**Data:**
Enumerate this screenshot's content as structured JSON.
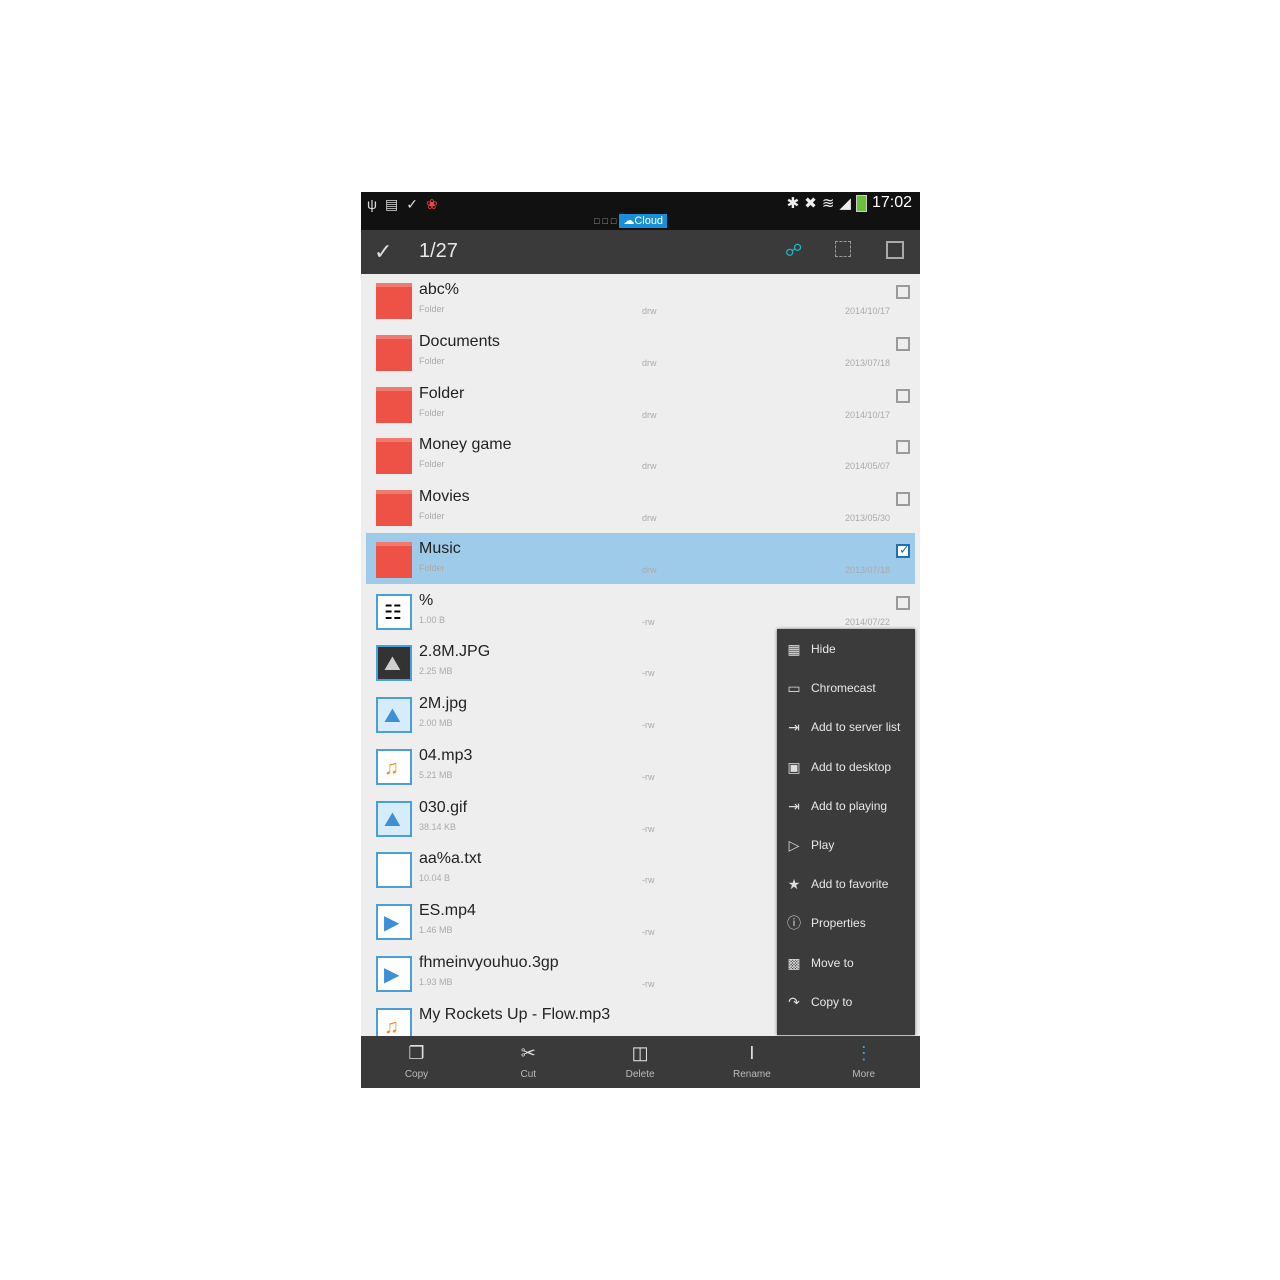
{
  "status_bar": {
    "time": "17:02",
    "notification_chip": "Cloud",
    "left_icons": [
      "usb-icon",
      "file-icon",
      "check-icon",
      "color-app-icon"
    ],
    "right_icons": [
      "bluetooth-icon",
      "mute-icon",
      "wifi-icon",
      "signal-icon",
      "battery-icon"
    ]
  },
  "action_bar": {
    "selection_count": "1/27"
  },
  "files": [
    {
      "name": "abc%",
      "sub": "Folder",
      "perm": "drw",
      "date": "2014/10/17",
      "type": "folder",
      "selected": false
    },
    {
      "name": "Documents",
      "sub": "Folder",
      "perm": "drw",
      "date": "2013/07/18",
      "type": "folder",
      "selected": false
    },
    {
      "name": "Folder",
      "sub": "Folder",
      "perm": "drw",
      "date": "2014/10/17",
      "type": "folder",
      "selected": false
    },
    {
      "name": "Money game",
      "sub": "Folder",
      "perm": "drw",
      "date": "2014/05/07",
      "type": "folder",
      "selected": false
    },
    {
      "name": "Movies",
      "sub": "Folder",
      "perm": "drw",
      "date": "2013/05/30",
      "type": "folder",
      "selected": false
    },
    {
      "name": "Music",
      "sub": "Folder",
      "perm": "drw",
      "date": "2013/07/18",
      "type": "folder",
      "selected": true
    },
    {
      "name": "%",
      "sub": "1.00 B",
      "perm": "-rw",
      "date": "2014/07/22",
      "type": "file",
      "selected": false
    },
    {
      "name": "2.8M.JPG",
      "sub": "2.25 MB",
      "perm": "-rw",
      "date": "",
      "type": "photo",
      "selected": false
    },
    {
      "name": "2M.jpg",
      "sub": "2.00 MB",
      "perm": "-rw",
      "date": "",
      "type": "image",
      "selected": false
    },
    {
      "name": "04.mp3",
      "sub": "5.21 MB",
      "perm": "-rw",
      "date": "",
      "type": "music",
      "selected": false
    },
    {
      "name": "030.gif",
      "sub": "38.14 KB",
      "perm": "-rw",
      "date": "",
      "type": "image",
      "selected": false
    },
    {
      "name": "aa%a.txt",
      "sub": "10.04 B",
      "perm": "-rw",
      "date": "",
      "type": "text",
      "selected": false
    },
    {
      "name": "ES.mp4",
      "sub": "1.46 MB",
      "perm": "-rw",
      "date": "",
      "type": "video",
      "selected": false
    },
    {
      "name": "fhmeinvyouhuo.3gp",
      "sub": "1.93 MB",
      "perm": "-rw",
      "date": "",
      "type": "video",
      "selected": false
    },
    {
      "name": "My Rockets Up - Flow.mp3",
      "sub": "",
      "perm": "",
      "date": "",
      "type": "music",
      "selected": false
    }
  ],
  "menu": [
    {
      "label": "Hide",
      "icon": "hide-folder-icon"
    },
    {
      "label": "Chromecast",
      "icon": "cast-icon"
    },
    {
      "label": "Add to server list",
      "icon": "add-server-icon"
    },
    {
      "label": "Add to desktop",
      "icon": "add-desktop-icon"
    },
    {
      "label": "Add to playing",
      "icon": "add-playing-icon"
    },
    {
      "label": "Play",
      "icon": "play-icon"
    },
    {
      "label": "Add to favorite",
      "icon": "star-icon"
    },
    {
      "label": "Properties",
      "icon": "info-icon"
    },
    {
      "label": "Move to",
      "icon": "move-icon"
    },
    {
      "label": "Copy to",
      "icon": "copy-to-icon"
    }
  ],
  "bottom_bar": [
    {
      "label": "Copy",
      "icon": "copy-icon"
    },
    {
      "label": "Cut",
      "icon": "scissors-icon"
    },
    {
      "label": "Delete",
      "icon": "trash-icon"
    },
    {
      "label": "Rename",
      "icon": "rename-icon"
    },
    {
      "label": "More",
      "icon": "more-vertical-icon"
    }
  ],
  "colors": {
    "selected_row": "#9fcbea",
    "folder": "#ee5247",
    "accent": "#1a8fd8"
  }
}
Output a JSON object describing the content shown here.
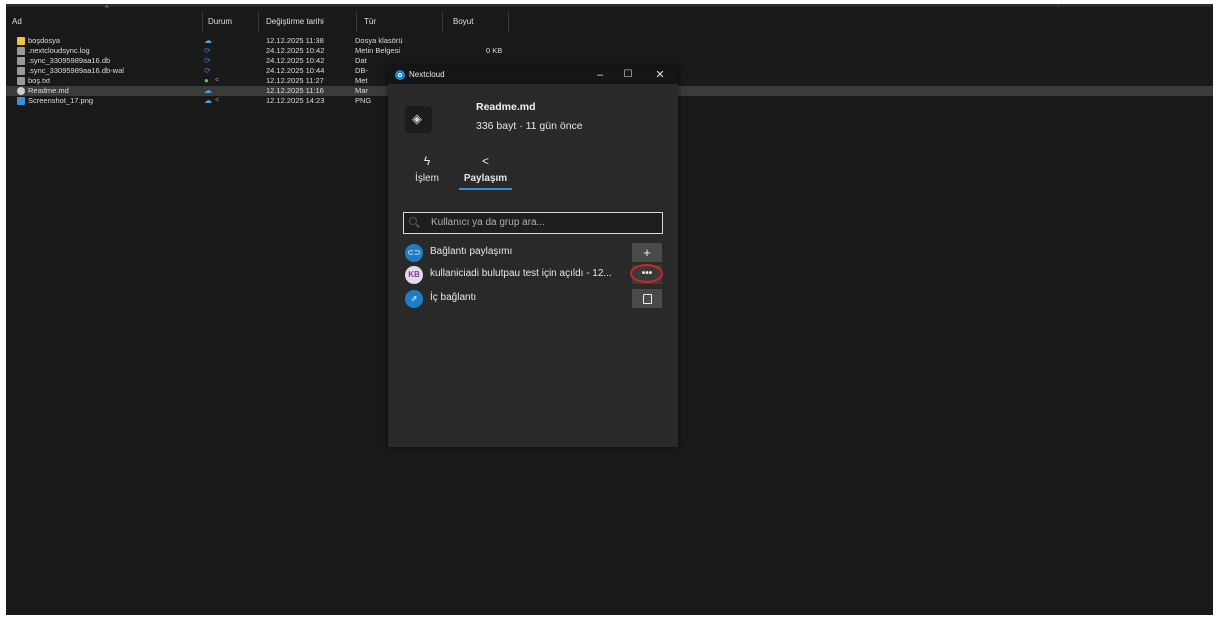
{
  "explorer": {
    "columns": {
      "name": "Ad",
      "status": "Durum",
      "modified": "Değiştirme tarihi",
      "type": "Tür",
      "size": "Boyut"
    },
    "files": [
      {
        "name": "boşdosya",
        "icon": "folder-icon",
        "status": "cloud",
        "modified": "12.12.2025 11:38",
        "type": "Dosya klasörü",
        "size": ""
      },
      {
        "name": ".nextcloudsync.log",
        "icon": "document-icon",
        "status": "sync",
        "modified": "24.12.2025 10:42",
        "type": "Metin Belgesi",
        "size": "0 KB"
      },
      {
        "name": ".sync_33095989aa16.db",
        "icon": "document-icon",
        "status": "sync",
        "modified": "24.12.2025 10:42",
        "type": "Dat",
        "size": ""
      },
      {
        "name": ".sync_33095989aa16.db-wal",
        "icon": "document-icon",
        "status": "sync",
        "modified": "24.12.2025 10:44",
        "type": "DB-",
        "size": ""
      },
      {
        "name": "boş.txt",
        "icon": "document-icon",
        "status": "ok",
        "modified": "12.12.2025 11:27",
        "type": "Met",
        "size": ""
      },
      {
        "name": "Readme.md",
        "icon": "markdown-icon",
        "status": "cloud",
        "modified": "12.12.2025 11:16",
        "type": "Mar",
        "size": ""
      },
      {
        "name": "Screenshot_17.png",
        "icon": "image-icon",
        "status": "cloud",
        "modified": "12.12.2025 14:23",
        "type": "PNG",
        "size": ""
      }
    ]
  },
  "nextcloud": {
    "window_title": "Nextcloud",
    "file_name": "Readme.md",
    "file_meta": "336 bayt · 11 gün önce",
    "tabs": [
      {
        "label": "İşlem",
        "icon": "activity-icon"
      },
      {
        "label": "Paylaşım",
        "icon": "share-icon"
      }
    ],
    "search_placeholder": "Kullanıcı ya da grup ara...",
    "shares": [
      {
        "avatar": "",
        "icon": "link-icon",
        "label": "Bağlantı paylaşımı",
        "action": "+"
      },
      {
        "avatar": "KB",
        "icon": "",
        "label": "kullaniciadi bulutpau test için açıldı - 12...",
        "action": "•••"
      },
      {
        "avatar": "",
        "icon": "internal-link-icon",
        "label": "İç bağlantı",
        "action": "copy"
      }
    ],
    "colors": {
      "accent": "#3c8fe0",
      "highlight": "#d4222a"
    }
  }
}
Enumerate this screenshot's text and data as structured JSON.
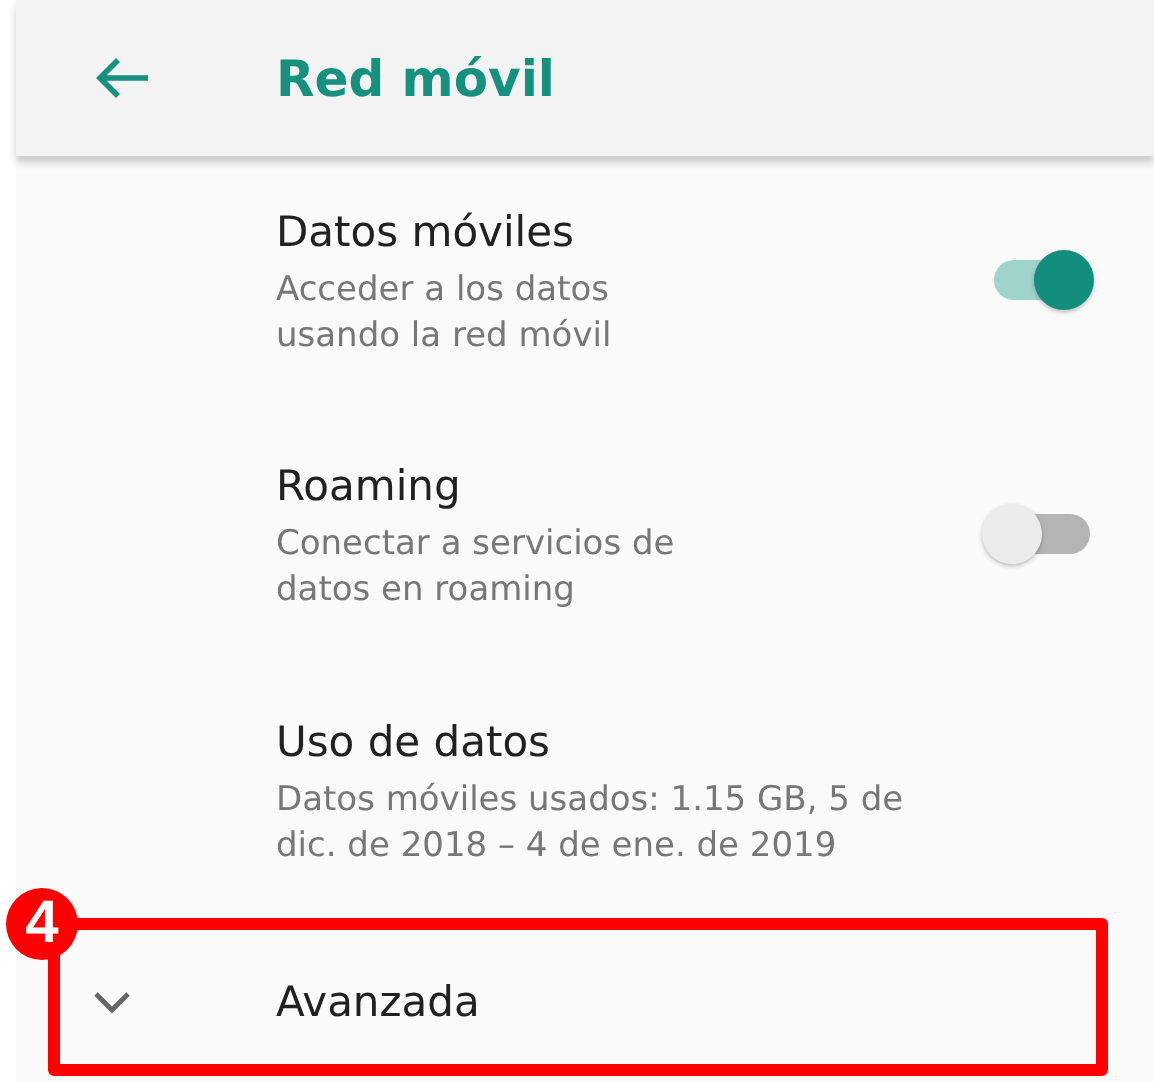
{
  "app_bar": {
    "title": "Red móvil"
  },
  "items": [
    {
      "kind": "switch",
      "title": "Datos móviles",
      "summary": "Acceder a los datos\nusando la red móvil",
      "on": true
    },
    {
      "kind": "switch",
      "title": "Roaming",
      "summary": "Conectar a servicios de\ndatos en roaming",
      "on": false
    },
    {
      "kind": "plain",
      "title": "Uso de datos",
      "summary": "Datos móviles usados: 1.15 GB, 5 de\ndic. de 2018 – 4 de ene. de 2019"
    },
    {
      "kind": "expand",
      "title": "Avanzada",
      "expanded": false
    }
  ],
  "annotation": {
    "label": "4"
  }
}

**Problem requirements:**
Return each line exactly as written. Any picture gets left out.

**Correct result:**
Enumerate this screenshot's content as structured JSON.
{
  "status_bar": {
    "time": "17:02",
    "notification_chip": "Cloud",
    "left_icons": [
      "usb-icon",
      "file-icon",
      "check-icon",
      "color-app-icon"
    ],
    "right_icons": [
      "bluetooth-icon",
      "mute-icon",
      "wifi-icon",
      "signal-icon",
      "battery-icon"
    ]
  },
  "action_bar": {
    "selection_count": "1/27"
  },
  "files": [
    {
      "name": "abc%",
      "sub": "Folder",
      "perm": "drw",
      "date": "2014/10/17",
      "type": "folder",
      "selected": false
    },
    {
      "name": "Documents",
      "sub": "Folder",
      "perm": "drw",
      "date": "2013/07/18",
      "type": "folder",
      "selected": false
    },
    {
      "name": "Folder",
      "sub": "Folder",
      "perm": "drw",
      "date": "2014/10/17",
      "type": "folder",
      "selected": false
    },
    {
      "name": "Money game",
      "sub": "Folder",
      "perm": "drw",
      "date": "2014/05/07",
      "type": "folder",
      "selected": false
    },
    {
      "name": "Movies",
      "sub": "Folder",
      "perm": "drw",
      "date": "2013/05/30",
      "type": "folder",
      "selected": false
    },
    {
      "name": "Music",
      "sub": "Folder",
      "perm": "drw",
      "date": "2013/07/18",
      "type": "folder",
      "selected": true
    },
    {
      "name": "%",
      "sub": "1.00 B",
      "perm": "-rw",
      "date": "2014/07/22",
      "type": "file",
      "selected": false
    },
    {
      "name": "2.8M.JPG",
      "sub": "2.25 MB",
      "perm": "-rw",
      "date": "",
      "type": "photo",
      "selected": false
    },
    {
      "name": "2M.jpg",
      "sub": "2.00 MB",
      "perm": "-rw",
      "date": "",
      "type": "image",
      "selected": false
    },
    {
      "name": "04.mp3",
      "sub": "5.21 MB",
      "perm": "-rw",
      "date": "",
      "type": "music",
      "selected": false
    },
    {
      "name": "030.gif",
      "sub": "38.14 KB",
      "perm": "-rw",
      "date": "",
      "type": "image",
      "selected": false
    },
    {
      "name": "aa%a.txt",
      "sub": "10.04 B",
      "perm": "-rw",
      "date": "",
      "type": "text",
      "selected": false
    },
    {
      "name": "ES.mp4",
      "sub": "1.46 MB",
      "perm": "-rw",
      "date": "",
      "type": "video",
      "selected": false
    },
    {
      "name": "fhmeinvyouhuo.3gp",
      "sub": "1.93 MB",
      "perm": "-rw",
      "date": "",
      "type": "video",
      "selected": false
    },
    {
      "name": "My Rockets Up - Flow.mp3",
      "sub": "",
      "perm": "",
      "date": "",
      "type": "music",
      "selected": false
    }
  ],
  "menu": [
    {
      "label": "Hide",
      "icon": "hide-folder-icon"
    },
    {
      "label": "Chromecast",
      "icon": "cast-icon"
    },
    {
      "label": "Add to server list",
      "icon": "add-server-icon"
    },
    {
      "label": "Add to desktop",
      "icon": "add-desktop-icon"
    },
    {
      "label": "Add to playing",
      "icon": "add-playing-icon"
    },
    {
      "label": "Play",
      "icon": "play-icon"
    },
    {
      "label": "Add to favorite",
      "icon": "star-icon"
    },
    {
      "label": "Properties",
      "icon": "info-icon"
    },
    {
      "label": "Move to",
      "icon": "move-icon"
    },
    {
      "label": "Copy to",
      "icon": "copy-to-icon"
    }
  ],
  "bottom_bar": [
    {
      "label": "Copy",
      "icon": "copy-icon"
    },
    {
      "label": "Cut",
      "icon": "scissors-icon"
    },
    {
      "label": "Delete",
      "icon": "trash-icon"
    },
    {
      "label": "Rename",
      "icon": "rename-icon"
    },
    {
      "label": "More",
      "icon": "more-vertical-icon"
    }
  ],
  "colors": {
    "selected_row": "#9fcbea",
    "folder": "#ee5247",
    "accent": "#1a8fd8"
  }
}
Output a JSON object describing the content shown here.
{
  "explorer": {
    "columns": {
      "name": "Ad",
      "status": "Durum",
      "modified": "Değiştirme tarihi",
      "type": "Tür",
      "size": "Boyut"
    },
    "files": [
      {
        "name": "boşdosya",
        "icon": "folder-icon",
        "status": "cloud",
        "modified": "12.12.2025 11:38",
        "type": "Dosya klasörü",
        "size": ""
      },
      {
        "name": ".nextcloudsync.log",
        "icon": "document-icon",
        "status": "sync",
        "modified": "24.12.2025 10:42",
        "type": "Metin Belgesi",
        "size": "0 KB"
      },
      {
        "name": ".sync_33095989aa16.db",
        "icon": "document-icon",
        "status": "sync",
        "modified": "24.12.2025 10:42",
        "type": "Dat",
        "size": ""
      },
      {
        "name": ".sync_33095989aa16.db-wal",
        "icon": "document-icon",
        "status": "sync",
        "modified": "24.12.2025 10:44",
        "type": "DB-",
        "size": ""
      },
      {
        "name": "boş.txt",
        "icon": "document-icon",
        "status": "ok",
        "modified": "12.12.2025 11:27",
        "type": "Met",
        "size": ""
      },
      {
        "name": "Readme.md",
        "icon": "markdown-icon",
        "status": "cloud",
        "modified": "12.12.2025 11:16",
        "type": "Mar",
        "size": ""
      },
      {
        "name": "Screenshot_17.png",
        "icon": "image-icon",
        "status": "cloud",
        "modified": "12.12.2025 14:23",
        "type": "PNG",
        "size": ""
      }
    ]
  },
  "nextcloud": {
    "window_title": "Nextcloud",
    "file_name": "Readme.md",
    "file_meta": "336 bayt · 11 gün önce",
    "tabs": [
      {
        "label": "İşlem",
        "icon": "activity-icon"
      },
      {
        "label": "Paylaşım",
        "icon": "share-icon"
      }
    ],
    "search_placeholder": "Kullanıcı ya da grup ara...",
    "shares": [
      {
        "avatar": "",
        "icon": "link-icon",
        "label": "Bağlantı paylaşımı",
        "action": "+"
      },
      {
        "avatar": "KB",
        "icon": "",
        "label": "kullaniciadi bulutpau test için açıldı - 12...",
        "action": "•••"
      },
      {
        "avatar": "",
        "icon": "internal-link-icon",
        "label": "İç bağlantı",
        "action": "copy"
      }
    ],
    "colors": {
      "accent": "#3c8fe0",
      "highlight": "#d4222a"
    }
  }
}
Enumerate this screenshot's text and data as structured JSON.
{
  "app_bar": {
    "title": "Red móvil"
  },
  "items": [
    {
      "kind": "switch",
      "title": "Datos móviles",
      "summary": "Acceder a los datos\nusando la red móvil",
      "on": true
    },
    {
      "kind": "switch",
      "title": "Roaming",
      "summary": "Conectar a servicios de\ndatos en roaming",
      "on": false
    },
    {
      "kind": "plain",
      "title": "Uso de datos",
      "summary": "Datos móviles usados: 1.15 GB, 5 de\ndic. de 2018 – 4 de ene. de 2019"
    },
    {
      "kind": "expand",
      "title": "Avanzada",
      "expanded": false
    }
  ],
  "annotation": {
    "label": "4"
  }
}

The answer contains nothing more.